PROBLEM TO SOLVE | Pictures do not belong in the copy. Return all of the entries exactly.

TASK MATERIAL |
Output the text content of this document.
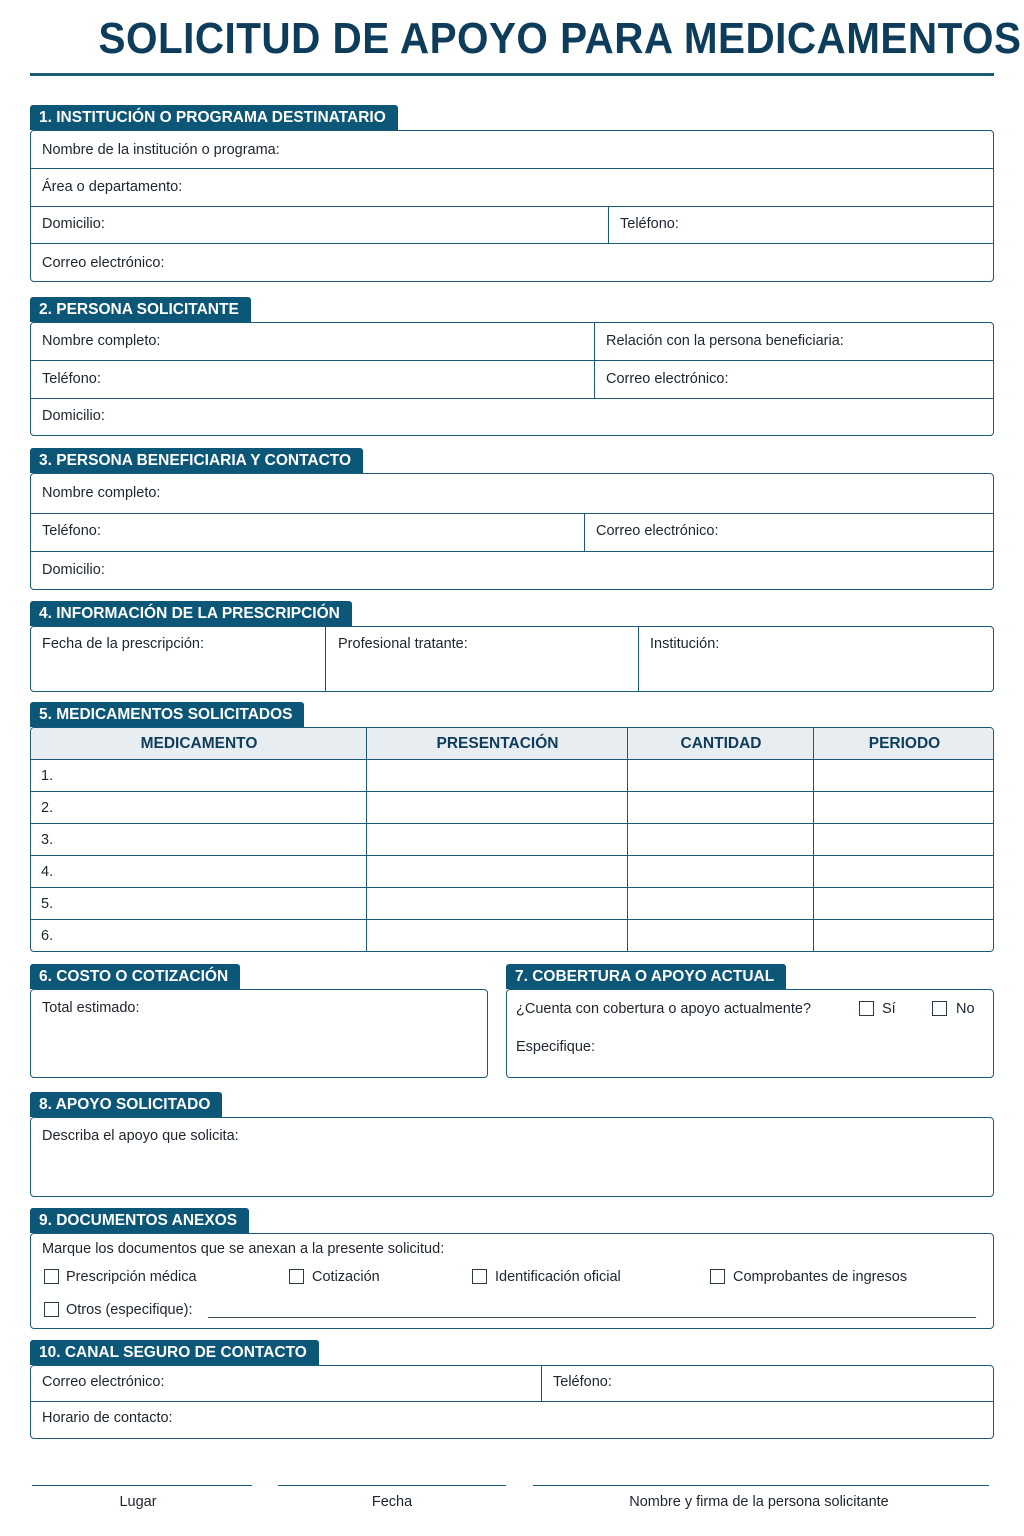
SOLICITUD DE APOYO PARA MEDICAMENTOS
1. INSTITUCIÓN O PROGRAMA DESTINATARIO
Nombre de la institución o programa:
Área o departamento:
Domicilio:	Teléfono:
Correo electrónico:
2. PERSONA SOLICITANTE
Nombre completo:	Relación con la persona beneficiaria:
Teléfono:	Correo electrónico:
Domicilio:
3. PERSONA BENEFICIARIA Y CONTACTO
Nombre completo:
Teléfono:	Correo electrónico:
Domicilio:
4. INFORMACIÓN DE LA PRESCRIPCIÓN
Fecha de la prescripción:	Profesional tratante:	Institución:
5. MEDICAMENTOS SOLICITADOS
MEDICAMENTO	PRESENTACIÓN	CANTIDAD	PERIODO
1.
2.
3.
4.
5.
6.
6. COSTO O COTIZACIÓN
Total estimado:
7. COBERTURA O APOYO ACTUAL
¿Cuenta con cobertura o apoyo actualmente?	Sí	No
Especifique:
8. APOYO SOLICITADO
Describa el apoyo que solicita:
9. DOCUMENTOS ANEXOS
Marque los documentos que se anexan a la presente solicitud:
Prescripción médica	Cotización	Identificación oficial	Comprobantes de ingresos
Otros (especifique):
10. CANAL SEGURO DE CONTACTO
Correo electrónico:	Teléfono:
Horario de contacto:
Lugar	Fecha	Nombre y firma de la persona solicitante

COMPLETE OUTPUT |
Output the text content of this document.
SOLICITUD DE APOYO PARA MEDICAMENTOS
1. INSTITUCIÓN O PROGRAMA DESTINATARIO
Nombre de la institución o programa:
Área o departamento:
Domicilio:	Teléfono:
Correo electrónico:
2. PERSONA SOLICITANTE
Nombre completo:	Relación con la persona beneficiaria:
Teléfono:	Correo electrónico:
Domicilio:
3. PERSONA BENEFICIARIA Y CONTACTO
Nombre completo:
Teléfono:	Correo electrónico:
Domicilio:
4. INFORMACIÓN DE LA PRESCRIPCIÓN
Fecha de la prescripción:	Profesional tratante:	Institución:
5. MEDICAMENTOS SOLICITADOS
MEDICAMENTO	PRESENTACIÓN	CANTIDAD	PERIODO
1.
2.
3.
4.
5.
6.
6. COSTO O COTIZACIÓN
Total estimado:
7. COBERTURA O APOYO ACTUAL
¿Cuenta con cobertura o apoyo actualmente?	Sí	No
Especifique:
8. APOYO SOLICITADO
Describa el apoyo que solicita:
9. DOCUMENTOS ANEXOS
Marque los documentos que se anexan a la presente solicitud:
Prescripción médica	Cotización	Identificación oficial	Comprobantes de ingresos
Otros (especifique):
10. CANAL SEGURO DE CONTACTO
Correo electrónico:	Teléfono:
Horario de contacto:
Lugar	Fecha	Nombre y firma de la persona solicitante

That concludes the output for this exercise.